**PROBLEM DETAILS**.
Identify all lines below that hold "Create" and collect them.

**Extracted data entries**.
──────────────────────────────

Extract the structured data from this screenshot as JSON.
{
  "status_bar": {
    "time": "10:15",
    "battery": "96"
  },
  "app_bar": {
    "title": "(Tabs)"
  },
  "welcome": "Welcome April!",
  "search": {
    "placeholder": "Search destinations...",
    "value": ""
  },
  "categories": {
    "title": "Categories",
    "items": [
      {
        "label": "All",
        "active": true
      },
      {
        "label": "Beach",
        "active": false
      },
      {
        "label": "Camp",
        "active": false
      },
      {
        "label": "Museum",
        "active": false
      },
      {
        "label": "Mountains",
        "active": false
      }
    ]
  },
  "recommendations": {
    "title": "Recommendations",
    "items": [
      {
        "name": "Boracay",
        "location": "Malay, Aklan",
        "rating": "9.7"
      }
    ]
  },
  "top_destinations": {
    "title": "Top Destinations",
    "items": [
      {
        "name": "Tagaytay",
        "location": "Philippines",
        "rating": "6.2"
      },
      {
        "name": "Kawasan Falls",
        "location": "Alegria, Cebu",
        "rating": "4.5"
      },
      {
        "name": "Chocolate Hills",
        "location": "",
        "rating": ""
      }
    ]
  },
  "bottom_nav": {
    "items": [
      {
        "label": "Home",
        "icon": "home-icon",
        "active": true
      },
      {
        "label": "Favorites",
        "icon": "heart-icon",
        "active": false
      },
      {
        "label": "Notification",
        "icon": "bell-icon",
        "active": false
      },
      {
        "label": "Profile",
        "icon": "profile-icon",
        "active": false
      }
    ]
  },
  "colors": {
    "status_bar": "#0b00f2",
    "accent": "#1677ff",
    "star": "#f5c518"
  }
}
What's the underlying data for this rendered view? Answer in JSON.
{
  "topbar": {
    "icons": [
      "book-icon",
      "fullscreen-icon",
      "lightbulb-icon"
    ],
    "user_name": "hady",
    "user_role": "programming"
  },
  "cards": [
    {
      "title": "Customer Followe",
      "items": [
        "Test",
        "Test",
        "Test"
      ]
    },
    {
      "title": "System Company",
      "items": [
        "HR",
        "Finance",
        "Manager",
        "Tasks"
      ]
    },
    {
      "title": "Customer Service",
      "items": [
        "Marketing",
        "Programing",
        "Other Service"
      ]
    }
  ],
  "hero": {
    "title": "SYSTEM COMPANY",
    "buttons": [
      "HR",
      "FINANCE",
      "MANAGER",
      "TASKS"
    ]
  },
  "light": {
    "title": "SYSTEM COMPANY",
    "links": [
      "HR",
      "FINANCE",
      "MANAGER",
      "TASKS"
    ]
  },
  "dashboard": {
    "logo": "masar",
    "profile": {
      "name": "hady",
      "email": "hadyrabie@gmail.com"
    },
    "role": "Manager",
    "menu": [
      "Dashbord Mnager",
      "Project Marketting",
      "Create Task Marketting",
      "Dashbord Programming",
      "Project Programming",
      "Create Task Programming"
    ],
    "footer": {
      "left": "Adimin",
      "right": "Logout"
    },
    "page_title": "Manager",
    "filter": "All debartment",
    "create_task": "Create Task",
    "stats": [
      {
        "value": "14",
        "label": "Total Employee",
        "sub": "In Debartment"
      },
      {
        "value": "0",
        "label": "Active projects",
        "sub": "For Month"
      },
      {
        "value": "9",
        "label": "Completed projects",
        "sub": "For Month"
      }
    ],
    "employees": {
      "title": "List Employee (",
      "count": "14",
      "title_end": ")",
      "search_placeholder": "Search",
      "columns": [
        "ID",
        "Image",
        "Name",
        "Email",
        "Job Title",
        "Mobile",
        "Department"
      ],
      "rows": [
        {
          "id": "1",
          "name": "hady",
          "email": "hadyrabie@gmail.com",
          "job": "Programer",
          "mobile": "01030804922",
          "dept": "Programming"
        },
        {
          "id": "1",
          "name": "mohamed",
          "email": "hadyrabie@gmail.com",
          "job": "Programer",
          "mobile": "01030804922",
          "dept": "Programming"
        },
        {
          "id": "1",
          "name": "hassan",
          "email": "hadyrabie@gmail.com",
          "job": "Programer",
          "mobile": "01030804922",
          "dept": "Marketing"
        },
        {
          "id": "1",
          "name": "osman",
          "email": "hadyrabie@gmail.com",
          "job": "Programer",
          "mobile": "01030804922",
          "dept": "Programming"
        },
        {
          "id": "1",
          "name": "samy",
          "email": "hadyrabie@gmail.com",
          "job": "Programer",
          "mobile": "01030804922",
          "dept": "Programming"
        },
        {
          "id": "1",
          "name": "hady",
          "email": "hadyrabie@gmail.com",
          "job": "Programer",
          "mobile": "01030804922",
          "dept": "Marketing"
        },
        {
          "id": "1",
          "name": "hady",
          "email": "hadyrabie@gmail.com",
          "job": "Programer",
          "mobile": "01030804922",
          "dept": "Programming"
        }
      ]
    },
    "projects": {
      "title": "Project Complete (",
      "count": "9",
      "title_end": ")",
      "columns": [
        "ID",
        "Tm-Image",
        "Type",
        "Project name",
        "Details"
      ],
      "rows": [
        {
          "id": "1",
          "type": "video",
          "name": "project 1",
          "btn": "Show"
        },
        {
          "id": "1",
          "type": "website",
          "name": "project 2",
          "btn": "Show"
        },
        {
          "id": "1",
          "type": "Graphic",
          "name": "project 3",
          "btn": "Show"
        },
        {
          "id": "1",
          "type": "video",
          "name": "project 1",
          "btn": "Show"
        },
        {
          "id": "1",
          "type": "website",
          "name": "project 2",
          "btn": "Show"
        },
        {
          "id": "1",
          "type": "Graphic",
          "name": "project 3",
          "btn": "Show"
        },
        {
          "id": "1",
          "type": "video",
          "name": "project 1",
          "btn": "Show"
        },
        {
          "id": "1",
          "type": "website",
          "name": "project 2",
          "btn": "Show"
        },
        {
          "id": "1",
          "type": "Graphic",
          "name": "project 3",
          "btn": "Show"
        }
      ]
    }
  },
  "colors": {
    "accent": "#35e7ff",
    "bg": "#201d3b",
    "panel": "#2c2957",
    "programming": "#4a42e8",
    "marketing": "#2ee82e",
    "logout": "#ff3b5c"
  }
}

──────────────────────────────

**PROBLEM SOLUTION**.
      "Create Task Marketting",
      "Create Task Programming"
    "create_task": "Create Task",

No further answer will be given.